**GIVEN REQUEST**. Gather every line holding the string "health".
# AVAILABLE DATA start
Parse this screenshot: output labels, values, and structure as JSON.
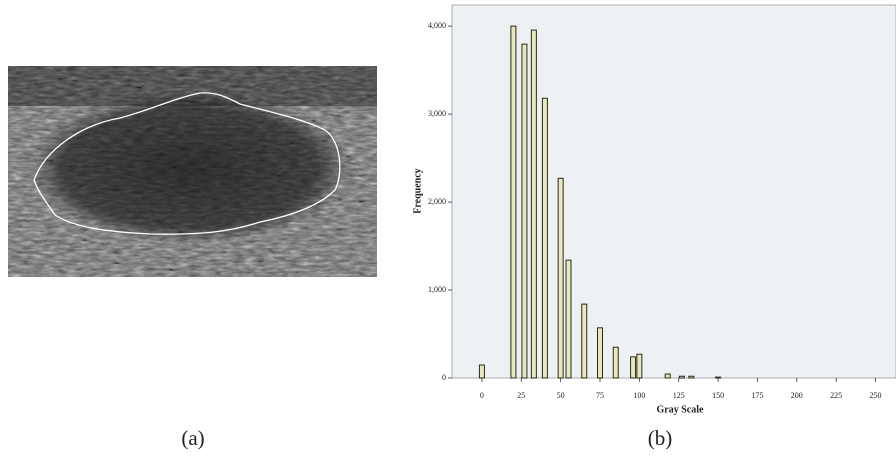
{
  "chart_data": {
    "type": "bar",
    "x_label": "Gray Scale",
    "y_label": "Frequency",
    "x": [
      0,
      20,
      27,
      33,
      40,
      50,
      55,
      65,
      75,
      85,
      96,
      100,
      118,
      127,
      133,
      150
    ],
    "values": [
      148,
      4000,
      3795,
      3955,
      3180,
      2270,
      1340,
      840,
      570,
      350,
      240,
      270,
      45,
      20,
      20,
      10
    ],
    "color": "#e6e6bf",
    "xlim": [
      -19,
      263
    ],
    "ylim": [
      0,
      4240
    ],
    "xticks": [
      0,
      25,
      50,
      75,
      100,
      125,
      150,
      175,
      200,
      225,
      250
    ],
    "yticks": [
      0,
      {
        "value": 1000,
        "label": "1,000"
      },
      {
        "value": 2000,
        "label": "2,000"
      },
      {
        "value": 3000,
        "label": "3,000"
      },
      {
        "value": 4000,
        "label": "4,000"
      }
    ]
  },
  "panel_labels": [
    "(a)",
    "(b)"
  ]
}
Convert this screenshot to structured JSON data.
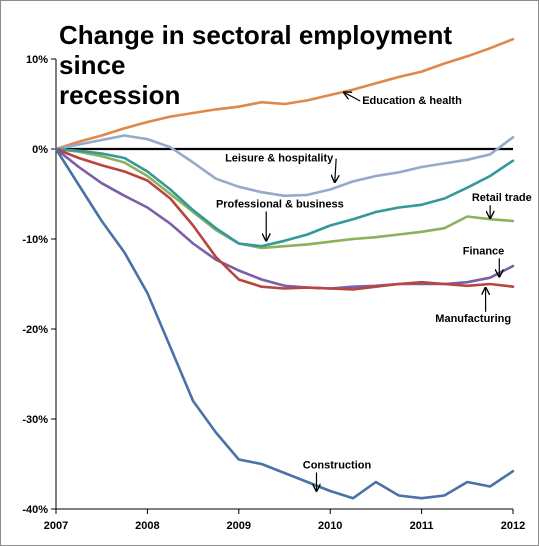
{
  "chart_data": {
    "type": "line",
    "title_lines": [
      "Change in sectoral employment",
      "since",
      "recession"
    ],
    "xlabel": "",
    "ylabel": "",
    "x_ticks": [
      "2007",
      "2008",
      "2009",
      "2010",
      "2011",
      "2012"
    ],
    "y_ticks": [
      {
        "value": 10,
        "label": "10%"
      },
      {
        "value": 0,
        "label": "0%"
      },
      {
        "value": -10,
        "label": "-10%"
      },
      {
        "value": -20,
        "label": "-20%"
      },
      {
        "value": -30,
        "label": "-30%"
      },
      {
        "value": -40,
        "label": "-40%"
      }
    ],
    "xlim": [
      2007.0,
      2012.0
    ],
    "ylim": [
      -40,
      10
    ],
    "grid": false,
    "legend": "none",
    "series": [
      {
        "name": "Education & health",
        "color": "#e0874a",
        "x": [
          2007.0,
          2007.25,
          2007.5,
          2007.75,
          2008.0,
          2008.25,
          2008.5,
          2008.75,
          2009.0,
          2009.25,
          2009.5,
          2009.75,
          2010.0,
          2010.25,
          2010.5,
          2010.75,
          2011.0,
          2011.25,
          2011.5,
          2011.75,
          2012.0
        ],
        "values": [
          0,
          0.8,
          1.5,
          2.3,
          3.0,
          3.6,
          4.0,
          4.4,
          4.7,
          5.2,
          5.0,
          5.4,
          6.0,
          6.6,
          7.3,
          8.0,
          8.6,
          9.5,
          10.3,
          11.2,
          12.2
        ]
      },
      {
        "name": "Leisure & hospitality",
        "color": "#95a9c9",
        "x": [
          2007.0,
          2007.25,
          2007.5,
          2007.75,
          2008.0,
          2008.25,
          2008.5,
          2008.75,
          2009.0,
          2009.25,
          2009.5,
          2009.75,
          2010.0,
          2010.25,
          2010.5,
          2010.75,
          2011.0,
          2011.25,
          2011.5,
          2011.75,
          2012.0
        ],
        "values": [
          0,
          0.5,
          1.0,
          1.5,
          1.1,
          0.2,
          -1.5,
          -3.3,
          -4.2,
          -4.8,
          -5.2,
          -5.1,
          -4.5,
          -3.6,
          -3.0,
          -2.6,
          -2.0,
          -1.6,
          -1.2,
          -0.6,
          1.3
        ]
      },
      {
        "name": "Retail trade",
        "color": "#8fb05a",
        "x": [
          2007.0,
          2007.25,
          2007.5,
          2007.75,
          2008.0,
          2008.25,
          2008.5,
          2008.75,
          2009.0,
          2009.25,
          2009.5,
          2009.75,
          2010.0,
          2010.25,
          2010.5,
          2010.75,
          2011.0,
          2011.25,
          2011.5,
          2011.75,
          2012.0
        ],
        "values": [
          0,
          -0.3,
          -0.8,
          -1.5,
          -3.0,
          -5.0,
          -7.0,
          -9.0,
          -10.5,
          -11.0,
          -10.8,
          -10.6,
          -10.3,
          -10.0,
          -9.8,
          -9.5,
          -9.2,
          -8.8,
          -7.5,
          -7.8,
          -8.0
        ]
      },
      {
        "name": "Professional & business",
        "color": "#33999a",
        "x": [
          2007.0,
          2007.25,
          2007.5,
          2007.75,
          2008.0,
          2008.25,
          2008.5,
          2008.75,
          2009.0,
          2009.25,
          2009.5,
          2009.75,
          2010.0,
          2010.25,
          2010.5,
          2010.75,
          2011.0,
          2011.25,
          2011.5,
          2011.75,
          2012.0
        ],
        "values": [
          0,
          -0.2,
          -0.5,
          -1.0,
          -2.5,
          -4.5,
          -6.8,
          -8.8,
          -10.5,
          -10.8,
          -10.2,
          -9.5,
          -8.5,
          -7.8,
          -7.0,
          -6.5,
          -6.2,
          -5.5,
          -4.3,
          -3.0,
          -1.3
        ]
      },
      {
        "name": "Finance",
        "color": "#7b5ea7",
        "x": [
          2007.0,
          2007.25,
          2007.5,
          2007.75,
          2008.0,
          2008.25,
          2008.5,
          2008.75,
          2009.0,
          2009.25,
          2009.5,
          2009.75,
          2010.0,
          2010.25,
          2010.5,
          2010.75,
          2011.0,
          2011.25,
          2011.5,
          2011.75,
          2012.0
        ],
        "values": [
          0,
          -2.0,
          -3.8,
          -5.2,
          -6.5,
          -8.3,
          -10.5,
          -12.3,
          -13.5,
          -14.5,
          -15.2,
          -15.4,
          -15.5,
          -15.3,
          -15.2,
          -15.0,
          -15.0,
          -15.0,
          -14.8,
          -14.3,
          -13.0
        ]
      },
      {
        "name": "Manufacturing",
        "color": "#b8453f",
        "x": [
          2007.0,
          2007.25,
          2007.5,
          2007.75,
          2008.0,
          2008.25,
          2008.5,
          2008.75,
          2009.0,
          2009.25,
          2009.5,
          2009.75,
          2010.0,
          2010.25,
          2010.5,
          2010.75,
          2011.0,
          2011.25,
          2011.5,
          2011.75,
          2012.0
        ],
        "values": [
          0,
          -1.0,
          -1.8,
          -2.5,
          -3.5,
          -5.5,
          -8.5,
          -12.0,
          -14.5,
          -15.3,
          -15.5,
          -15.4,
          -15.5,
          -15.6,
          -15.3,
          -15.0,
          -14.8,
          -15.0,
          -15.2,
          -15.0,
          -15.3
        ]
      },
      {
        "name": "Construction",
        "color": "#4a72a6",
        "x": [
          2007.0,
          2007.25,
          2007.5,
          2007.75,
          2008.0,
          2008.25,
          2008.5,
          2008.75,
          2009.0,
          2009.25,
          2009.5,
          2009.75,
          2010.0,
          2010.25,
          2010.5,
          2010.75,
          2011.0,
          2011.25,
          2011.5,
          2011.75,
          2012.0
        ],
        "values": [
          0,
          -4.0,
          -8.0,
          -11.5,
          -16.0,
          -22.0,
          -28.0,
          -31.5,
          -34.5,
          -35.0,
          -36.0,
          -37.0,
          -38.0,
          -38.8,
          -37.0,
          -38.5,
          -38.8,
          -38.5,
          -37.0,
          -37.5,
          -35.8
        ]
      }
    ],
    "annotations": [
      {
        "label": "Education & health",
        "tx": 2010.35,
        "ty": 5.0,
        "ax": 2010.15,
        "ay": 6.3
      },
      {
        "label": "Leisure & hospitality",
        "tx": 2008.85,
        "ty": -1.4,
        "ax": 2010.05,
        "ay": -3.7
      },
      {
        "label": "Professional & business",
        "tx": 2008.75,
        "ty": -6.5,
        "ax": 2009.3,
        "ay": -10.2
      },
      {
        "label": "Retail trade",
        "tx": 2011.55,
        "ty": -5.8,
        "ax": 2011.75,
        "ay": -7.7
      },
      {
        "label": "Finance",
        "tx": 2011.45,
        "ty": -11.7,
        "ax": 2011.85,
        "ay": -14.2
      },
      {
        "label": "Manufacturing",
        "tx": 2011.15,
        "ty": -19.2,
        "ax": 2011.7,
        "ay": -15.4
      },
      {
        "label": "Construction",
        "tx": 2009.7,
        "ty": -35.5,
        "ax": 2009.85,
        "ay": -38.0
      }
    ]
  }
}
# AVAILABLE DATA end
**FINISHED EXERCISE**.
        "name": "Education & health",
        "label": "Education & health",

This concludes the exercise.